*RECORDS FOR PROCESSING*:
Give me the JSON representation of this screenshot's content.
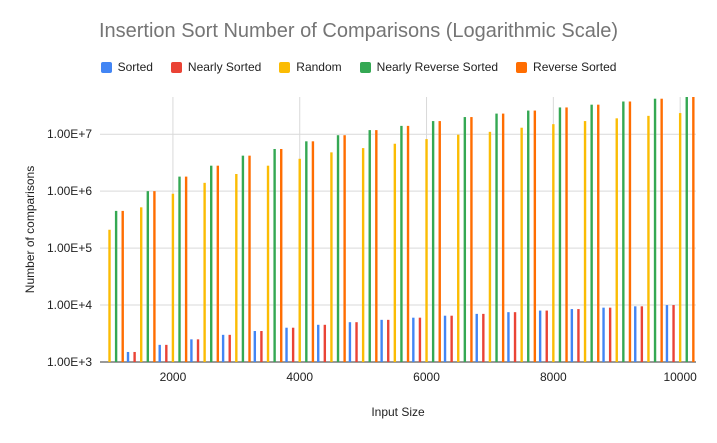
{
  "chart_data": {
    "type": "bar",
    "title": "Insertion Sort Number of Comparisons (Logarithmic Scale)",
    "xlabel": "Input Size",
    "ylabel": "Number of comparisons",
    "yscale": "log",
    "ylim": [
      1000,
      45000000
    ],
    "xlim": [
      850,
      10250
    ],
    "x_ticks": [
      "2000",
      "4000",
      "6000",
      "8000",
      "10000"
    ],
    "y_ticks": [
      "1.00E+3",
      "1.00E+4",
      "1.00E+5",
      "1.00E+6",
      "1.00E+7"
    ],
    "grid": "vertical and horizontal",
    "legend_position": "top",
    "x": [
      1000,
      1500,
      2000,
      2500,
      3000,
      3500,
      4000,
      4500,
      5000,
      5500,
      6000,
      6500,
      7000,
      7500,
      8000,
      8500,
      9000,
      9500,
      10000
    ],
    "series": [
      {
        "name": "Sorted",
        "color": "#4285F4",
        "values": [
          1000,
          1500,
          2000,
          2500,
          3000,
          3500,
          4000,
          4500,
          5000,
          5500,
          6000,
          6500,
          7000,
          7500,
          8000,
          8500,
          9000,
          9500,
          10000
        ]
      },
      {
        "name": "Nearly Sorted",
        "color": "#EA4335",
        "values": [
          1000,
          1500,
          2000,
          2500,
          3000,
          3500,
          4000,
          4500,
          5000,
          5500,
          6000,
          6500,
          7000,
          7500,
          8000,
          8500,
          9000,
          9500,
          10000
        ]
      },
      {
        "name": "Random",
        "color": "#FBBC04",
        "values": [
          210000,
          520000,
          900000,
          1400000,
          2000000,
          2800000,
          3700000,
          4800000,
          5700000,
          6800000,
          8200000,
          9800000,
          11000000,
          13000000,
          15000000,
          17000000,
          19000000,
          21000000,
          23500000
        ]
      },
      {
        "name": "Nearly Reverse Sorted",
        "color": "#34A853",
        "values": [
          450000,
          1000000,
          1800000,
          2800000,
          4200000,
          5500000,
          7500000,
          9600000,
          11800000,
          14000000,
          17000000,
          20000000,
          23000000,
          26000000,
          29500000,
          33000000,
          37500000,
          42000000,
          46000000
        ]
      },
      {
        "name": "Reverse Sorted",
        "color": "#FF6D01",
        "values": [
          450000,
          1000000,
          1800000,
          2800000,
          4200000,
          5500000,
          7500000,
          9600000,
          11800000,
          14000000,
          17000000,
          20000000,
          23000000,
          26000000,
          29500000,
          33000000,
          37500000,
          42000000,
          46000000
        ]
      }
    ]
  }
}
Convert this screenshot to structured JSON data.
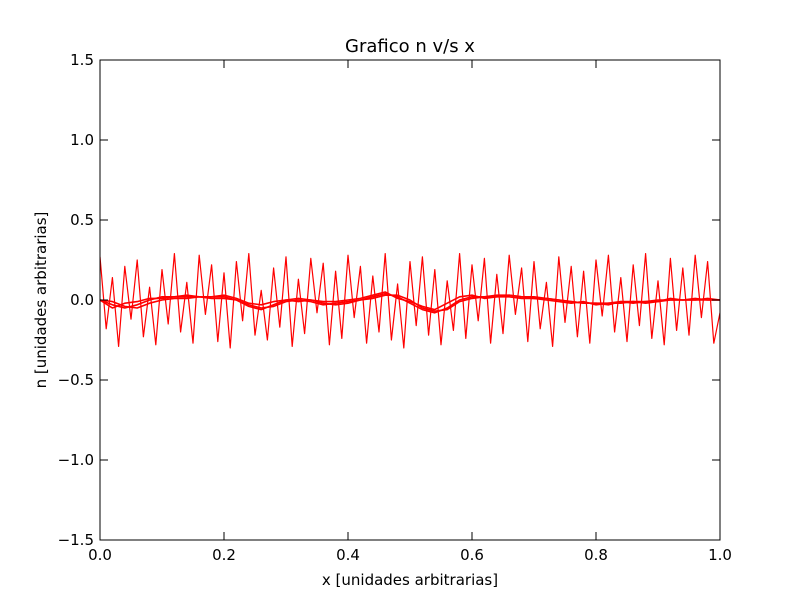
{
  "chart_data": {
    "type": "line",
    "title": "Grafico n v/s x",
    "xlabel": "x [unidades arbitrarias]",
    "ylabel": "n [unidades arbitrarias]",
    "xlim": [
      0.0,
      1.0
    ],
    "ylim": [
      -1.5,
      1.5
    ],
    "xticks": [
      0.0,
      0.2,
      0.4,
      0.6,
      0.8,
      1.0
    ],
    "xtick_labels": [
      "0.0",
      "0.2",
      "0.4",
      "0.6",
      "0.8",
      "1.0"
    ],
    "yticks": [
      -1.5,
      -1.0,
      -0.5,
      0.0,
      0.5,
      1.0,
      1.5
    ],
    "ytick_labels": [
      "−1.5",
      "−1.0",
      "−0.5",
      "0.0",
      "0.5",
      "1.0",
      "1.5"
    ],
    "grid": false,
    "line_color": "#ff0000",
    "series": [
      {
        "style": "noisy",
        "x": [
          0.0,
          0.01,
          0.02,
          0.03,
          0.04,
          0.05,
          0.06,
          0.07,
          0.08,
          0.09,
          0.1,
          0.11,
          0.12,
          0.13,
          0.14,
          0.15,
          0.16,
          0.17,
          0.18,
          0.19,
          0.2,
          0.21,
          0.22,
          0.23,
          0.24,
          0.25,
          0.26,
          0.27,
          0.28,
          0.29,
          0.3,
          0.31,
          0.32,
          0.33,
          0.34,
          0.35,
          0.36,
          0.37,
          0.38,
          0.39,
          0.4,
          0.41,
          0.42,
          0.43,
          0.44,
          0.45,
          0.46,
          0.47,
          0.48,
          0.49,
          0.5,
          0.51,
          0.52,
          0.53,
          0.54,
          0.55,
          0.56,
          0.57,
          0.58,
          0.59,
          0.6,
          0.61,
          0.62,
          0.63,
          0.64,
          0.65,
          0.66,
          0.67,
          0.68,
          0.69,
          0.7,
          0.71,
          0.72,
          0.73,
          0.74,
          0.75,
          0.76,
          0.77,
          0.78,
          0.79,
          0.8,
          0.81,
          0.82,
          0.83,
          0.84,
          0.85,
          0.86,
          0.87,
          0.88,
          0.89,
          0.9,
          0.91,
          0.92,
          0.93,
          0.94,
          0.95,
          0.96,
          0.97,
          0.98,
          0.99,
          1.0
        ],
        "y": [
          0.27,
          -0.18,
          0.14,
          -0.29,
          0.21,
          -0.12,
          0.25,
          -0.23,
          0.08,
          -0.28,
          0.19,
          -0.15,
          0.29,
          -0.2,
          0.11,
          -0.27,
          0.28,
          -0.09,
          0.22,
          -0.26,
          0.17,
          -0.3,
          0.24,
          -0.13,
          0.29,
          -0.22,
          0.06,
          -0.25,
          0.2,
          -0.17,
          0.27,
          -0.29,
          0.13,
          -0.21,
          0.26,
          -0.08,
          0.23,
          -0.28,
          0.18,
          -0.24,
          0.28,
          -0.11,
          0.21,
          -0.27,
          0.15,
          -0.2,
          0.29,
          -0.25,
          0.1,
          -0.3,
          0.24,
          -0.16,
          0.27,
          -0.22,
          0.19,
          -0.28,
          0.12,
          -0.19,
          0.29,
          -0.24,
          0.22,
          -0.13,
          0.26,
          -0.27,
          0.16,
          -0.21,
          0.28,
          -0.09,
          0.2,
          -0.26,
          0.24,
          -0.18,
          0.11,
          -0.29,
          0.27,
          -0.14,
          0.21,
          -0.23,
          0.18,
          -0.27,
          0.25,
          -0.1,
          0.28,
          -0.2,
          0.14,
          -0.26,
          0.22,
          -0.16,
          0.29,
          -0.24,
          0.12,
          -0.28,
          0.26,
          -0.19,
          0.2,
          -0.22,
          0.28,
          -0.11,
          0.24,
          -0.27,
          -0.08
        ]
      },
      {
        "style": "smooth",
        "x": [
          0.0,
          0.02,
          0.04,
          0.06,
          0.08,
          0.1,
          0.12,
          0.14,
          0.16,
          0.18,
          0.2,
          0.22,
          0.24,
          0.26,
          0.28,
          0.3,
          0.32,
          0.34,
          0.36,
          0.38,
          0.4,
          0.42,
          0.44,
          0.46,
          0.48,
          0.5,
          0.52,
          0.54,
          0.56,
          0.58,
          0.6,
          0.62,
          0.64,
          0.66,
          0.68,
          0.7,
          0.72,
          0.74,
          0.76,
          0.78,
          0.8,
          0.82,
          0.84,
          0.86,
          0.88,
          0.9,
          0.92,
          0.94,
          0.96,
          0.98,
          1.0
        ],
        "y": [
          0.0,
          -0.03,
          -0.05,
          -0.03,
          0.0,
          0.02,
          0.02,
          0.02,
          0.02,
          0.02,
          0.02,
          0.0,
          -0.04,
          -0.06,
          -0.03,
          0.0,
          0.01,
          0.0,
          -0.02,
          -0.03,
          -0.02,
          0.0,
          0.02,
          0.04,
          0.02,
          -0.02,
          -0.06,
          -0.08,
          -0.05,
          0.0,
          0.02,
          0.02,
          0.03,
          0.03,
          0.02,
          0.02,
          0.01,
          0.0,
          -0.01,
          -0.02,
          -0.02,
          -0.02,
          -0.01,
          -0.02,
          -0.01,
          0.0,
          0.0,
          0.0,
          0.01,
          0.0,
          0.0
        ]
      },
      {
        "style": "smooth",
        "x": [
          0.0,
          0.02,
          0.04,
          0.06,
          0.08,
          0.1,
          0.12,
          0.14,
          0.16,
          0.18,
          0.2,
          0.22,
          0.24,
          0.26,
          0.28,
          0.3,
          0.32,
          0.34,
          0.36,
          0.38,
          0.4,
          0.42,
          0.44,
          0.46,
          0.48,
          0.5,
          0.52,
          0.54,
          0.56,
          0.58,
          0.6,
          0.62,
          0.64,
          0.66,
          0.68,
          0.7,
          0.72,
          0.74,
          0.76,
          0.78,
          0.8,
          0.82,
          0.84,
          0.86,
          0.88,
          0.9,
          0.92,
          0.94,
          0.96,
          0.98,
          1.0
        ],
        "y": [
          0.0,
          -0.05,
          -0.02,
          -0.01,
          0.01,
          0.01,
          0.02,
          0.03,
          0.02,
          0.02,
          0.03,
          0.01,
          -0.02,
          -0.03,
          -0.01,
          0.0,
          -0.01,
          0.0,
          -0.01,
          -0.01,
          0.0,
          0.01,
          0.03,
          0.05,
          0.01,
          -0.01,
          -0.04,
          -0.06,
          -0.02,
          0.02,
          0.03,
          0.01,
          0.02,
          0.02,
          0.01,
          0.01,
          0.0,
          -0.01,
          -0.02,
          -0.01,
          -0.03,
          -0.02,
          -0.02,
          -0.01,
          -0.02,
          -0.01,
          0.01,
          0.0,
          0.0,
          0.01,
          0.0
        ]
      },
      {
        "style": "smooth",
        "x": [
          0.0,
          0.02,
          0.04,
          0.06,
          0.08,
          0.1,
          0.12,
          0.14,
          0.16,
          0.18,
          0.2,
          0.22,
          0.24,
          0.26,
          0.28,
          0.3,
          0.32,
          0.34,
          0.36,
          0.38,
          0.4,
          0.42,
          0.44,
          0.46,
          0.48,
          0.5,
          0.52,
          0.54,
          0.56,
          0.58,
          0.6,
          0.62,
          0.64,
          0.66,
          0.68,
          0.7,
          0.72,
          0.74,
          0.76,
          0.78,
          0.8,
          0.82,
          0.84,
          0.86,
          0.88,
          0.9,
          0.92,
          0.94,
          0.96,
          0.98,
          1.0
        ],
        "y": [
          0.0,
          -0.01,
          -0.04,
          -0.05,
          -0.02,
          0.0,
          0.01,
          0.01,
          0.02,
          0.01,
          0.01,
          0.0,
          -0.03,
          -0.05,
          -0.04,
          -0.01,
          0.0,
          -0.01,
          -0.03,
          -0.02,
          -0.01,
          0.0,
          0.01,
          0.03,
          0.03,
          0.0,
          -0.05,
          -0.07,
          -0.06,
          -0.01,
          0.01,
          0.02,
          0.02,
          0.03,
          0.02,
          0.01,
          0.01,
          0.0,
          -0.01,
          -0.02,
          -0.02,
          -0.03,
          -0.01,
          -0.01,
          -0.01,
          -0.01,
          0.0,
          0.0,
          0.0,
          0.0,
          0.0
        ]
      }
    ]
  }
}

*TO BE DONE*: Count the lines in which the string "Reverse" appears, then report only that figure.

*ANSWER TO THE EXERCISE*: 2